INSTRUCTION: Rewrite the article on China's car exports from "A locally made" to "China Morning Post).", putting "overseas automakers" wherever "foreign carmakers" appears.

A locally made Tesla Model 3 electric car seen in a Tesla showroom in Shanghai on November 22, 2019. Photo credit: Xinhua/Ding Ting.

TRADE WARS, US President Donald Trump famously said, are easy to win. But how do you keep score? A new blueprint for China’s car manufacturing sector raises precisely that question.

Jointly produced by the Ministry of Commerce and China Automotive Technology and Research Centre, it signals a switch of policy emphasis from attracting foreign carmakers who will partner with local manufacturers selling to the domestic market to attracting foreign carmakers who will use China as the production base for their global exports (report via the South China Morning Post).

A consequence of Trump’s tariff war with China is a somewhat-accelerated opening up of many sectors of industry to full foreign ownership. The car industry is expected to be included in that. The pencilled-in 2022 target date may be advanced under the Phase One trade agreement with the Trump administration.

The timing is not all trade-deal driven by any means. Chinese vehicle makers have probably got as much technology transfer as they can from their foreign partners and the domestic market for new car sales is soft. Thus the time is ripe to rally foreign carmakers to the cause of boosting China’s exports.

These account for a small share of the cars made in China. For example, 3.2% of the 2.6 million vehicles manufactured in November were exported, according to the China Association of Automobile Manufacturers (CAMM). (The figures exclude knock-down kits assembled in third countries.) At less than $9 billion, the value of the exports was one-sixth that of those of US carmakers.

China’s largest automobile exporter, Cherry, is aiming to export 500,000 vehicles by 2025, four times as many as now, indicating the scale of exports growth for the sector that the government is anticipating. As long as the vehicles are made in China, the government will not worry too much about the nationality of the badge on the car.

SUPPLIED ENTRIES:
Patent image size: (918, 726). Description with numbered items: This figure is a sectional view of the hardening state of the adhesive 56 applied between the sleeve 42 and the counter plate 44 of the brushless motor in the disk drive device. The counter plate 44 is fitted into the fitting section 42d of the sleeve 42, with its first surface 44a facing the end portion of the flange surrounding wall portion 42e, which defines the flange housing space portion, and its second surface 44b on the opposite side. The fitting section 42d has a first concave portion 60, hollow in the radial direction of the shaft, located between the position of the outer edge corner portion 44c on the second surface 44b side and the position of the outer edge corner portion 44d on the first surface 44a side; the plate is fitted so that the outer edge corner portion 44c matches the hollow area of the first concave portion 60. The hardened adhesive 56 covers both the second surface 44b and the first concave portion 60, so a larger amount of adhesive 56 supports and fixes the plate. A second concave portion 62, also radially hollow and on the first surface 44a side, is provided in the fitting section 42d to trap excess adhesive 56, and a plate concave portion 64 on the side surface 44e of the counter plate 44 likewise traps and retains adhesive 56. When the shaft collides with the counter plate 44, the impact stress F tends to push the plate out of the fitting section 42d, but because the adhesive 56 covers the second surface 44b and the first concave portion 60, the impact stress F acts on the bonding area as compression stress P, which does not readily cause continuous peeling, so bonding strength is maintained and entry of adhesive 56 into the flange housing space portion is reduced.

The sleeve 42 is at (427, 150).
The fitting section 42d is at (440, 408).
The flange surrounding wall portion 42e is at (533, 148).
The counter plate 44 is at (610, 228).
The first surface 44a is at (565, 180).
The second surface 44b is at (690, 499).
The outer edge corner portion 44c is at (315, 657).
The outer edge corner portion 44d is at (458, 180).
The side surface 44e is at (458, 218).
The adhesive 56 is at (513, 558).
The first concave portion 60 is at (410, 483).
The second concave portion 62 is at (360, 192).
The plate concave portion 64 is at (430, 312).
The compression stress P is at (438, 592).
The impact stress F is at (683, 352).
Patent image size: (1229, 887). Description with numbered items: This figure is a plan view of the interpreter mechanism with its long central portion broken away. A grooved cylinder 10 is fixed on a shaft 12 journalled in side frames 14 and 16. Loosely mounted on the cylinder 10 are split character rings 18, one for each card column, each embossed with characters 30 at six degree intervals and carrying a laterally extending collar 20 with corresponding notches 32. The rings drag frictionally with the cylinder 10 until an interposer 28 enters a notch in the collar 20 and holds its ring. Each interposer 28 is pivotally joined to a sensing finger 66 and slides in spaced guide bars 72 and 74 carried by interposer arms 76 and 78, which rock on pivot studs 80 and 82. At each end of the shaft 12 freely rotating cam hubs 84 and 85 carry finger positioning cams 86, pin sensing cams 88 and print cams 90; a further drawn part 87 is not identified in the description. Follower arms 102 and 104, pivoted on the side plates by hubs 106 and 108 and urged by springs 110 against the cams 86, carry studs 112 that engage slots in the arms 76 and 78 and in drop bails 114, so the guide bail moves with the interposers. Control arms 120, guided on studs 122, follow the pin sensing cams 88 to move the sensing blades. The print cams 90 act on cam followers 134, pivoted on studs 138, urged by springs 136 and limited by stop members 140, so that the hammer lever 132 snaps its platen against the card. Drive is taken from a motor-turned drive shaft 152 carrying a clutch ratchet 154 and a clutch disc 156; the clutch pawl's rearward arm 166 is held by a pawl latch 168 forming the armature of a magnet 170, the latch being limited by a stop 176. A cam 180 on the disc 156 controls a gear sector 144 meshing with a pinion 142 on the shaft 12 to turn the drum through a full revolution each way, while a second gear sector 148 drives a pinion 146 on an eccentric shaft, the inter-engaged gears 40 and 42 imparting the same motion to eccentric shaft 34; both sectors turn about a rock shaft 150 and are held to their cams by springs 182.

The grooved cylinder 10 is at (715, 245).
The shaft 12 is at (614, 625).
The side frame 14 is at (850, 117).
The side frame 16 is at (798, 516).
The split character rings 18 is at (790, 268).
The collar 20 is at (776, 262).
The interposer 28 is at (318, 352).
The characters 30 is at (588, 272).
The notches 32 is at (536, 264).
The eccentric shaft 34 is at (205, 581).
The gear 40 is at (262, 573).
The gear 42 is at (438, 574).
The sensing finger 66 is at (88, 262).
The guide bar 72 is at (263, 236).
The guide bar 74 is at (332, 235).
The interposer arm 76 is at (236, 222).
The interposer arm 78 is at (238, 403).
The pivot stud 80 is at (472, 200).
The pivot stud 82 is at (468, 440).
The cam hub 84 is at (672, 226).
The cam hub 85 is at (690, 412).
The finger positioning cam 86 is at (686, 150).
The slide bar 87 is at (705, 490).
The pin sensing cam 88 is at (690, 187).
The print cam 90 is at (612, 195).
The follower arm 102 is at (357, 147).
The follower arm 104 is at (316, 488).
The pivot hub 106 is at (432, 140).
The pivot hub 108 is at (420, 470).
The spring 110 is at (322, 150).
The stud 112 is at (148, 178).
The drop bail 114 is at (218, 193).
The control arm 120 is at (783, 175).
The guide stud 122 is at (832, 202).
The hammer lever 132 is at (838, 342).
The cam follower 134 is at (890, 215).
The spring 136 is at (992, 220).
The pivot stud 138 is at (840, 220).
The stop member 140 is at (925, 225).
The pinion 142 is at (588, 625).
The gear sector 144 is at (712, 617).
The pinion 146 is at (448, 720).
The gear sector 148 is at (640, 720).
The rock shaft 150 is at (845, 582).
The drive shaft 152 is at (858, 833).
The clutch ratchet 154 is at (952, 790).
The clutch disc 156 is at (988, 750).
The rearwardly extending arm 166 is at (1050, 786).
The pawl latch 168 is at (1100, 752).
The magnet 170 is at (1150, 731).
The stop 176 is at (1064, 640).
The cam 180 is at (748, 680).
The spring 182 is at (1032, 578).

FULL ANSWER:
A locally made Tesla Model 3 electric car seen in a Tesla showroom in Shanghai on November 22, 2019. Photo credit: Xinhua/Ding Ting.

TRADE WARS, US President Donald Trump famously said, are easy to win. But how do you keep score? A new blueprint for China’s car manufacturing sector raises precisely that question.

Jointly produced by the Ministry of Commerce and China Automotive Technology and Research Centre, it signals a switch of policy emphasis from attracting overseas automakers who will partner with local manufacturers selling to the domestic market to attracting overseas automakers who will use China as the production base for their global exports (report via the South China Morning Post).